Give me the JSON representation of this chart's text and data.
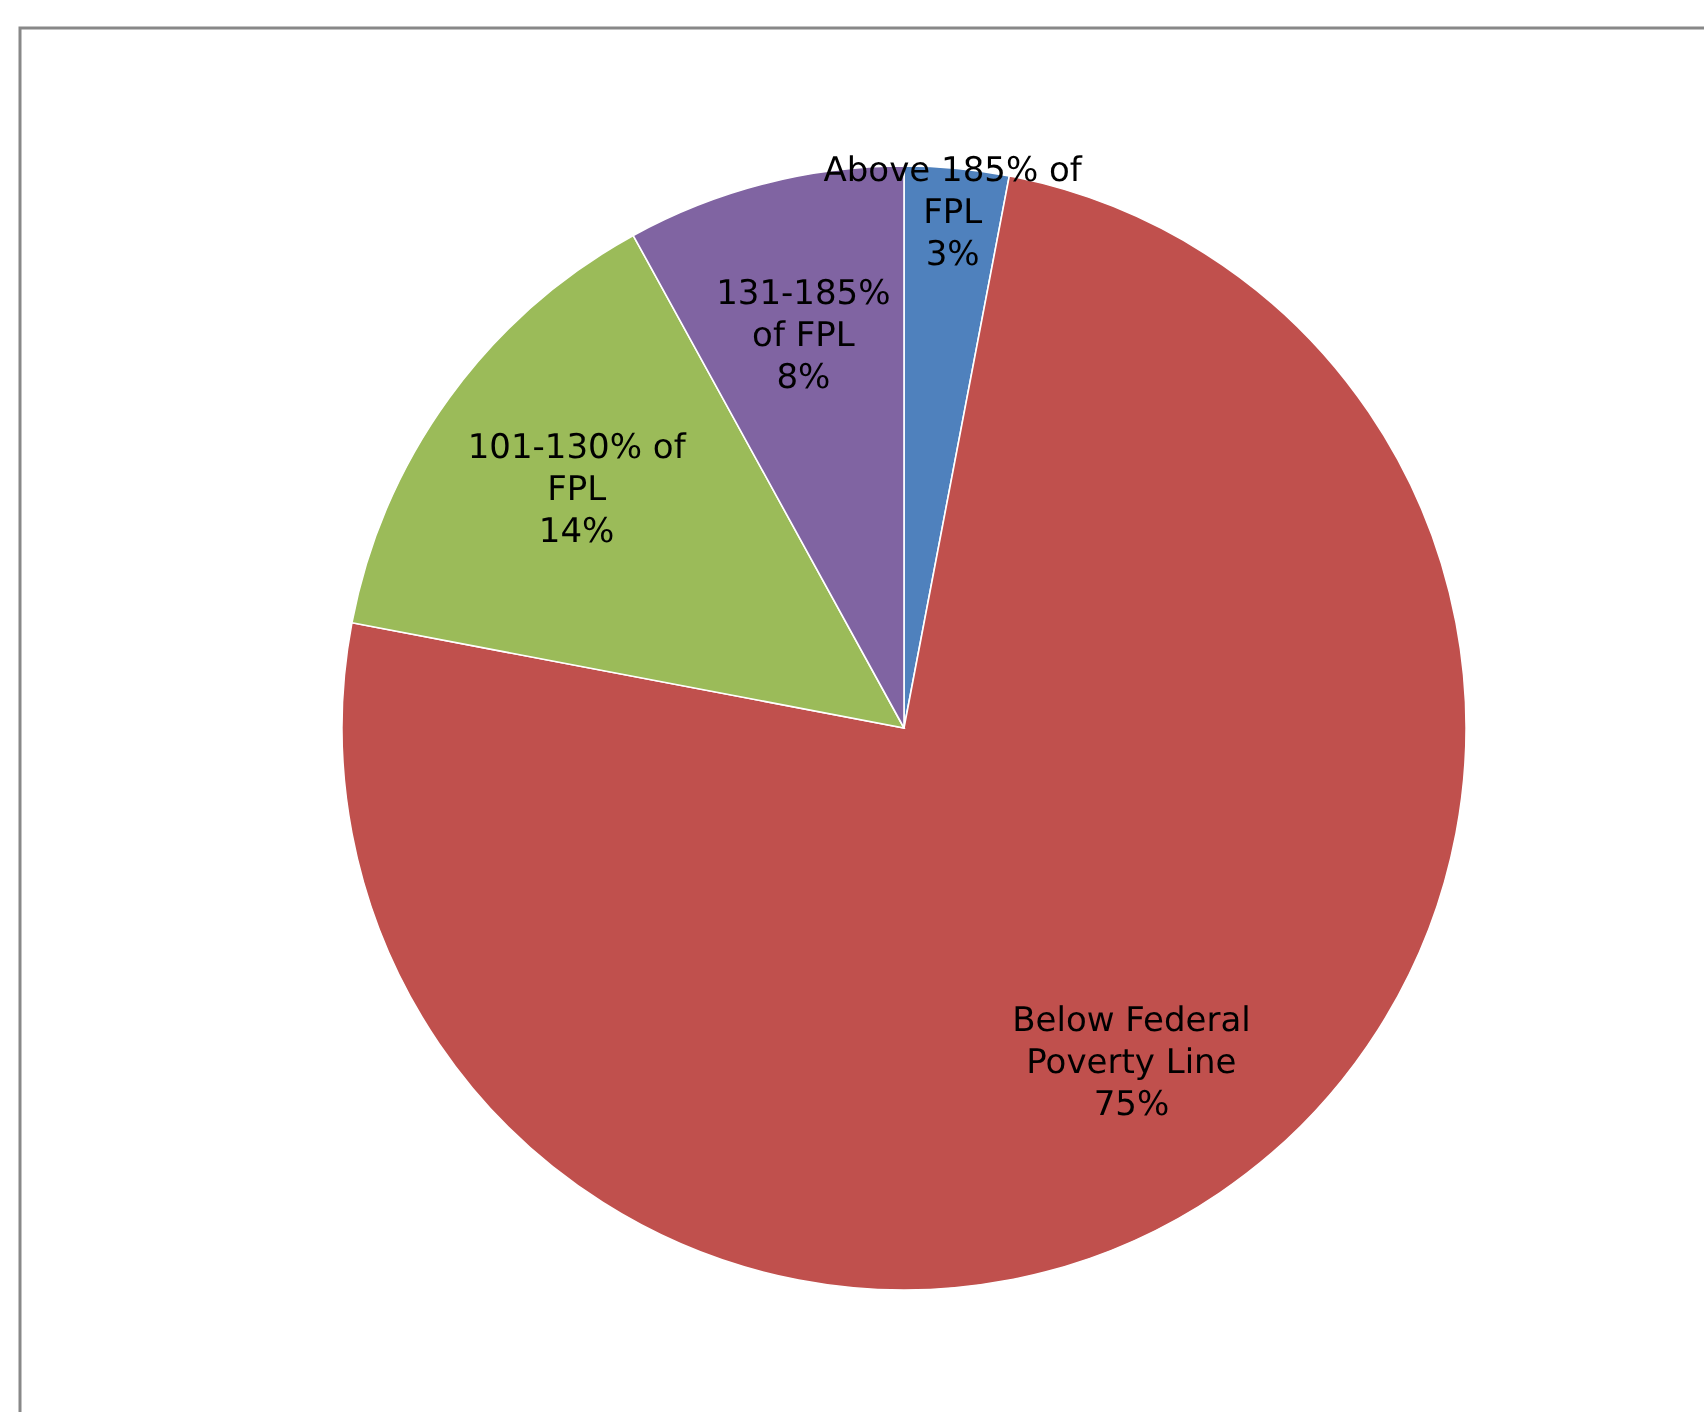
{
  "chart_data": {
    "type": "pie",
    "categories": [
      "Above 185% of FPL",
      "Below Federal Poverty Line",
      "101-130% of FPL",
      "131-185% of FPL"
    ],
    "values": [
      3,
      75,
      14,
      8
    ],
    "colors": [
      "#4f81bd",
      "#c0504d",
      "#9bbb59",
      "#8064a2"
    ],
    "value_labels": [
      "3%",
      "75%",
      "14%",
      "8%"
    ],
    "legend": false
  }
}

- - - - - - -

__The problem__
Leave out the pictures and return every record word for word.

__Result of the task__
Give me the JSON representation of this chart's text and data.
{
  "chart_data": {
    "type": "pie",
    "categories": [
      "Above 185% of FPL",
      "Below Federal Poverty Line",
      "101-130% of FPL",
      "131-185% of FPL"
    ],
    "values": [
      3,
      75,
      14,
      8
    ],
    "colors": [
      "#4f81bd",
      "#c0504d",
      "#9bbb59",
      "#8064a2"
    ],
    "value_labels": [
      "3%",
      "75%",
      "14%",
      "8%"
    ],
    "legend": false
  }
}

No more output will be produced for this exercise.